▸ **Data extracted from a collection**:
— Start —
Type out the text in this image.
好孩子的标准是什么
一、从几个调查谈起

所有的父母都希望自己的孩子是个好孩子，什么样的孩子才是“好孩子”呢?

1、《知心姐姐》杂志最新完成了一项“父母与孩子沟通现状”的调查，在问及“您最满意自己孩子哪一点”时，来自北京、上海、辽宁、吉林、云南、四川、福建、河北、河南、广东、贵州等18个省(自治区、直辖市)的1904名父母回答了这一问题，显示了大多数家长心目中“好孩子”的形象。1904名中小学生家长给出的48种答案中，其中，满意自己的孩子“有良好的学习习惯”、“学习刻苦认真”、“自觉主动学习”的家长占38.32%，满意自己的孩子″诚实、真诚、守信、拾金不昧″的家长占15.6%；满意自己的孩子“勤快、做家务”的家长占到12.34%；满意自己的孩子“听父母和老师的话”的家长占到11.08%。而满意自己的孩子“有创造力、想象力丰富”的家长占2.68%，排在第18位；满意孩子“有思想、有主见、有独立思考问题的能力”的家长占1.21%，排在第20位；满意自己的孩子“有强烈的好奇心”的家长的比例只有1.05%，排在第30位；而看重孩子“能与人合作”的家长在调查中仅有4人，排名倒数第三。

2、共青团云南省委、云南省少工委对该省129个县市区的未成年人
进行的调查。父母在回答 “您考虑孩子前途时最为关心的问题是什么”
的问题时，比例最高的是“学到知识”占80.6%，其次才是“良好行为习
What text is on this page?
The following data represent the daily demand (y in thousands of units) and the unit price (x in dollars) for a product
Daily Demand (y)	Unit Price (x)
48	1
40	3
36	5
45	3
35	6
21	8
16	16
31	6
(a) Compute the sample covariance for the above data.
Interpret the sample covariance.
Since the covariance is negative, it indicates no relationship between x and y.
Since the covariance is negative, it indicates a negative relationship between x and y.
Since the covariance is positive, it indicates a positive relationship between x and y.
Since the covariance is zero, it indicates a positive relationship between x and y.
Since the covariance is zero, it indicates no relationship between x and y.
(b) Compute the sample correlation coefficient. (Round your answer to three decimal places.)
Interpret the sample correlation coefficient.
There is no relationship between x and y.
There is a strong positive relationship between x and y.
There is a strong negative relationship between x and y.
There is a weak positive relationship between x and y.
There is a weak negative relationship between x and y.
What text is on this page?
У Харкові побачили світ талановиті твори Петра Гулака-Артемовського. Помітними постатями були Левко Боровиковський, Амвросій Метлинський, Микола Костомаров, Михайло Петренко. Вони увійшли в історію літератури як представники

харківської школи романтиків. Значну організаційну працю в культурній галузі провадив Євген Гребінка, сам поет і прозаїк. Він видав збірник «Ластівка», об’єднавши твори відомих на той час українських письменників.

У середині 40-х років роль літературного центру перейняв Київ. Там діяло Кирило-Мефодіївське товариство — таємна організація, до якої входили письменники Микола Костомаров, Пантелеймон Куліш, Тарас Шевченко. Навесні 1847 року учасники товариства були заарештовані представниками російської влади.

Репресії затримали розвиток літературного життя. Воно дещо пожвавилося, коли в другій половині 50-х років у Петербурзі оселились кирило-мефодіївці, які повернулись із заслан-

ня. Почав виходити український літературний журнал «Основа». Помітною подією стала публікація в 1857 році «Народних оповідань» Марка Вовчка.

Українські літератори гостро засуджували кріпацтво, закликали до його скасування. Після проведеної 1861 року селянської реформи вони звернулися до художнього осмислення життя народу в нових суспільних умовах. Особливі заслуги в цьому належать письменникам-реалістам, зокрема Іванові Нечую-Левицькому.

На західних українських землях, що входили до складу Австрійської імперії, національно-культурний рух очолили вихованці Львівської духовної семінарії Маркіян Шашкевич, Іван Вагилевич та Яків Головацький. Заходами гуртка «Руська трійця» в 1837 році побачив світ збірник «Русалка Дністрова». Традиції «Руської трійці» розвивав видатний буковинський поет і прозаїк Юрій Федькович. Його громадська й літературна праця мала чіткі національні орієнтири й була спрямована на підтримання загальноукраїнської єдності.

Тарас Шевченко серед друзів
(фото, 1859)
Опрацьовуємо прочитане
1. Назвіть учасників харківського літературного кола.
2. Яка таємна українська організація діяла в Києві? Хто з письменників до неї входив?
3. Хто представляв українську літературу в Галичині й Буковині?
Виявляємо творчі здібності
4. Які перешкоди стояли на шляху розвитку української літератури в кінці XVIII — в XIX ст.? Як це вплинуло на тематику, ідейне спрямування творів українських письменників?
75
— End —
— Start —
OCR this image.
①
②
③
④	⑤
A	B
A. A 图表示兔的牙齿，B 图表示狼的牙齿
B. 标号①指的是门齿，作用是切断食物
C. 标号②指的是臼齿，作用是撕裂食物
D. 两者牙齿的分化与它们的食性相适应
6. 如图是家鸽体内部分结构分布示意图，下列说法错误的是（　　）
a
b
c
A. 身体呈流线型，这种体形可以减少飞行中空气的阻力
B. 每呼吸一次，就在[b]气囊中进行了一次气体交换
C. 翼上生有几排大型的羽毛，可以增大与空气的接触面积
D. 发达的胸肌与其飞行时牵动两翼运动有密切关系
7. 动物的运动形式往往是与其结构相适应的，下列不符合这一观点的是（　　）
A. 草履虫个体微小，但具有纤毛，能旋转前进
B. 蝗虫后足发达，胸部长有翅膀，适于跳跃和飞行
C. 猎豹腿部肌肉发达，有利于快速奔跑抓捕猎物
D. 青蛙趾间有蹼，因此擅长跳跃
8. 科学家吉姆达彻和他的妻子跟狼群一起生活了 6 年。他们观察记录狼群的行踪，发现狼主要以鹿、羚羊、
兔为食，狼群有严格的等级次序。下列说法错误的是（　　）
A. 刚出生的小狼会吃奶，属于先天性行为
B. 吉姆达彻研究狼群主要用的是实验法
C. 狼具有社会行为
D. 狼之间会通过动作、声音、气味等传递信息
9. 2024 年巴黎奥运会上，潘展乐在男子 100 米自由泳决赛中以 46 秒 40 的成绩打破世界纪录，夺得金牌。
— End —
— Start —
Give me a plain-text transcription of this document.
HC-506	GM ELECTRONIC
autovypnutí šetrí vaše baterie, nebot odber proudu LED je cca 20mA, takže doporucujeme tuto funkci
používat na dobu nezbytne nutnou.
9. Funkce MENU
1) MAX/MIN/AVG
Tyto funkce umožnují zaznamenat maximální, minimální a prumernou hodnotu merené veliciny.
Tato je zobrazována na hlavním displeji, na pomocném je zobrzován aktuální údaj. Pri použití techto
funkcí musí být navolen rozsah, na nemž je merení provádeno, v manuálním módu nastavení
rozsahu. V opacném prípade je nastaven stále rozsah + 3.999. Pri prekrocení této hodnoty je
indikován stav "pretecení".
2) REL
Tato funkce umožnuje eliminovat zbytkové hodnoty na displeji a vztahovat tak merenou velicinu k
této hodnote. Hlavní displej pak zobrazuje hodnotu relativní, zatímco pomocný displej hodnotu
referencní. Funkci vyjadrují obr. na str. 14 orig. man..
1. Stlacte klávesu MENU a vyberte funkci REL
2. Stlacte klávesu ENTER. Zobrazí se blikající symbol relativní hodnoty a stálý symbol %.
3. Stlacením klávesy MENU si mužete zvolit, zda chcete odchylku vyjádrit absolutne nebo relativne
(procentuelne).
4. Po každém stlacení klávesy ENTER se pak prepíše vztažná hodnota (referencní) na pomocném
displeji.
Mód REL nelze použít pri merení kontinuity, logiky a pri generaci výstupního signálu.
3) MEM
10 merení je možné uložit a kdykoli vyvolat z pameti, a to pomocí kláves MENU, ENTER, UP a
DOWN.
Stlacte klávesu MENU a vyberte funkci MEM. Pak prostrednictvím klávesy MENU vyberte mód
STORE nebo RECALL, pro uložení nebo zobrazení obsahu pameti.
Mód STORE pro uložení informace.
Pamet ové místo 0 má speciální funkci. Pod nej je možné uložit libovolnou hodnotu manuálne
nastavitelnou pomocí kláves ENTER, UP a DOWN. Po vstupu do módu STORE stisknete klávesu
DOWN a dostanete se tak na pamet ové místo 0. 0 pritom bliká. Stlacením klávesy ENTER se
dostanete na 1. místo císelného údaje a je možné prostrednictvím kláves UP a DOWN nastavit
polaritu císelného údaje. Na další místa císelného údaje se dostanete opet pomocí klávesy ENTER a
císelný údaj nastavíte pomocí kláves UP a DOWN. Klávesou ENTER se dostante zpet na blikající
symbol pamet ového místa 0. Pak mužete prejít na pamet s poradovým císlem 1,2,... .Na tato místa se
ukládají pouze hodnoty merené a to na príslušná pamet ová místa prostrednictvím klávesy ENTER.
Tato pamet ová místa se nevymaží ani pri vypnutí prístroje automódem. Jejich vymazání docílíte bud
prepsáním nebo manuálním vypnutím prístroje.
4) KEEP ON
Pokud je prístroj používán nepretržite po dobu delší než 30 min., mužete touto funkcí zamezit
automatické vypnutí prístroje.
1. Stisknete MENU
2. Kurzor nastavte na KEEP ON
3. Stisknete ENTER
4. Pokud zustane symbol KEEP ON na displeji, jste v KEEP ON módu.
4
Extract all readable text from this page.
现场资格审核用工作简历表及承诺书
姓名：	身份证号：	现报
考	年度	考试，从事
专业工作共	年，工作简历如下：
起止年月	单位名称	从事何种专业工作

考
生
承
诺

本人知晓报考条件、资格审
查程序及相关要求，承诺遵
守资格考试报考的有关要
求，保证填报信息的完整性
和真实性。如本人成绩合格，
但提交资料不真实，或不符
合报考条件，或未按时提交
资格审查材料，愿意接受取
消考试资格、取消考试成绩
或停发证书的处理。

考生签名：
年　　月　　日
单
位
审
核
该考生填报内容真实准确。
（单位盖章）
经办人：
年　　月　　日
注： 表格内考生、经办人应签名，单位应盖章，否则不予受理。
— End —
▸ **What to work on**: Gather all lines from the listing above in which "vyberte" occurs.

▸ **The output**:
1. Stlacte klávesu MENU a vyberte funkci REL
Stlacte klávesu MENU a vyberte funkci MEM. Pak prostrednictvím klávesy MENU vyberte mód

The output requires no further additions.